▶ **What to do**: Quote the listing below in full and exactly as written, but omit every picture.

▶ **Entries provided**:
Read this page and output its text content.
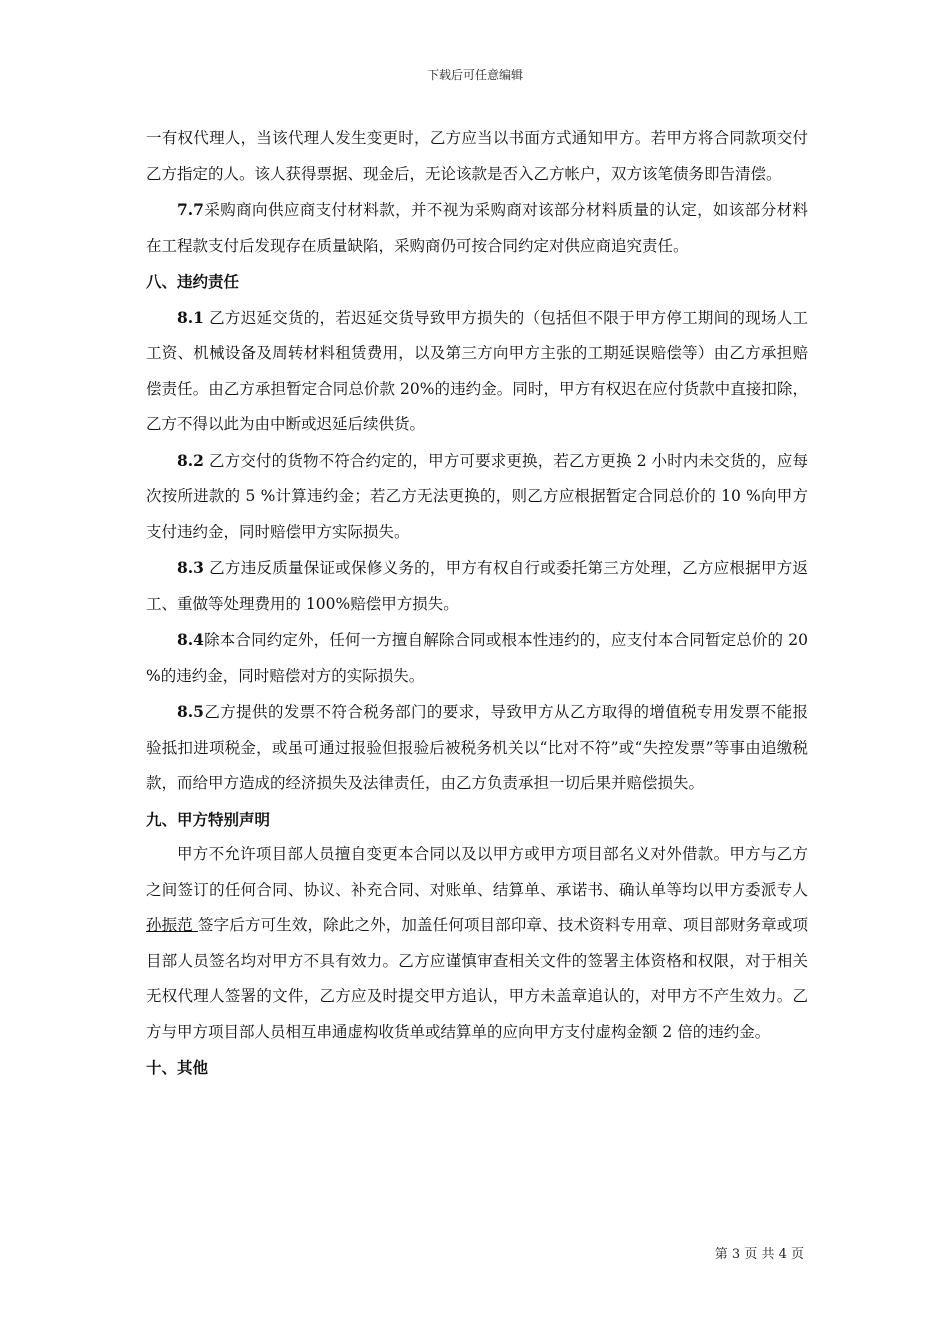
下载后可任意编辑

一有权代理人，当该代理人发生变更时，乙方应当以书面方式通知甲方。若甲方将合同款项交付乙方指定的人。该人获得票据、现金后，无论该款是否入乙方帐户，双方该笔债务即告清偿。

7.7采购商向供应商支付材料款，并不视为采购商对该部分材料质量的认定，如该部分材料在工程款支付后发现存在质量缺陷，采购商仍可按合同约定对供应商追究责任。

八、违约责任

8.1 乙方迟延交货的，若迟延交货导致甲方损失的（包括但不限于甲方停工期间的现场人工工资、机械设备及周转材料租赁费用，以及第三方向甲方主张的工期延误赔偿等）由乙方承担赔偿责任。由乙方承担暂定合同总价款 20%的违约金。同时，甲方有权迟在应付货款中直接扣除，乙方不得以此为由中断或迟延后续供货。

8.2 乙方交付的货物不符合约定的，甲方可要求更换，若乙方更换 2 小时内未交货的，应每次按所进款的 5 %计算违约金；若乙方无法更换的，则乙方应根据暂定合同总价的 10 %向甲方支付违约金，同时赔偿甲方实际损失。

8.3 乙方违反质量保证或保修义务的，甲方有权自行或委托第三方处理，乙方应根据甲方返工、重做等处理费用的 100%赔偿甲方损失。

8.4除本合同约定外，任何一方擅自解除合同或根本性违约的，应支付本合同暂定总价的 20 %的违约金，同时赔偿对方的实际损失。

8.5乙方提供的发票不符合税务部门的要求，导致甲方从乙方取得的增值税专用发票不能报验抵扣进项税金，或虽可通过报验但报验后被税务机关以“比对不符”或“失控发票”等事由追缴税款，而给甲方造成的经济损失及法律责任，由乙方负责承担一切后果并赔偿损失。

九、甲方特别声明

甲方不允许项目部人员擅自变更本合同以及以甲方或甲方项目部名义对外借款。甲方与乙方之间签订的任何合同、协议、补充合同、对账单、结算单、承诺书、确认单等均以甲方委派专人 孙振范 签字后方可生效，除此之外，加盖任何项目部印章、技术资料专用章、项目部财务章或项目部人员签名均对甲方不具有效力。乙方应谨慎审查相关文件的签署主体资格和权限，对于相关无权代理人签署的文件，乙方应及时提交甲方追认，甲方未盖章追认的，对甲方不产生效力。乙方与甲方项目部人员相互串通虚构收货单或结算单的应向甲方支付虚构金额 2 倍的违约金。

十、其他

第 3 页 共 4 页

▶ **Exercise result**:
Read this page and output its text content.
下载后可任意编辑

一有权代理人，当该代理人发生变更时，乙方应当以书面方式通知甲方。若甲方将合同款项交付乙方指定的人。该人获得票据、现金后，无论该款是否入乙方帐户，双方该笔债务即告清偿。

7.7采购商向供应商支付材料款，并不视为采购商对该部分材料质量的认定，如该部分材料在工程款支付后发现存在质量缺陷，采购商仍可按合同约定对供应商追究责任。

八、违约责任

8.1 乙方迟延交货的，若迟延交货导致甲方损失的（包括但不限于甲方停工期间的现场人工工资、机械设备及周转材料租赁费用，以及第三方向甲方主张的工期延误赔偿等）由乙方承担赔偿责任。由乙方承担暂定合同总价款 20%的违约金。同时，甲方有权迟在应付货款中直接扣除，乙方不得以此为由中断或迟延后续供货。

8.2 乙方交付的货物不符合约定的，甲方可要求更换，若乙方更换 2 小时内未交货的，应每次按所进款的 5 %计算违约金；若乙方无法更换的，则乙方应根据暂定合同总价的 10 %向甲方支付违约金，同时赔偿甲方实际损失。

8.3 乙方违反质量保证或保修义务的，甲方有权自行或委托第三方处理，乙方应根据甲方返工、重做等处理费用的 100%赔偿甲方损失。

8.4除本合同约定外，任何一方擅自解除合同或根本性违约的，应支付本合同暂定总价的 20 %的违约金，同时赔偿对方的实际损失。

8.5乙方提供的发票不符合税务部门的要求，导致甲方从乙方取得的增值税专用发票不能报验抵扣进项税金，或虽可通过报验但报验后被税务机关以“比对不符”或“失控发票”等事由追缴税款，而给甲方造成的经济损失及法律责任，由乙方负责承担一切后果并赔偿损失。

九、甲方特别声明

甲方不允许项目部人员擅自变更本合同以及以甲方或甲方项目部名义对外借款。甲方与乙方之间签订的任何合同、协议、补充合同、对账单、结算单、承诺书、确认单等均以甲方委派专人 孙振范 签字后方可生效，除此之外，加盖任何项目部印章、技术资料专用章、项目部财务章或项目部人员签名均对甲方不具有效力。乙方应谨慎审查相关文件的签署主体资格和权限，对于相关无权代理人签署的文件，乙方应及时提交甲方追认，甲方未盖章追认的，对甲方不产生效力。乙方与甲方项目部人员相互串通虚构收货单或结算单的应向甲方支付虚构金额 2 倍的违约金。

十、其他

第 3 页 共 4 页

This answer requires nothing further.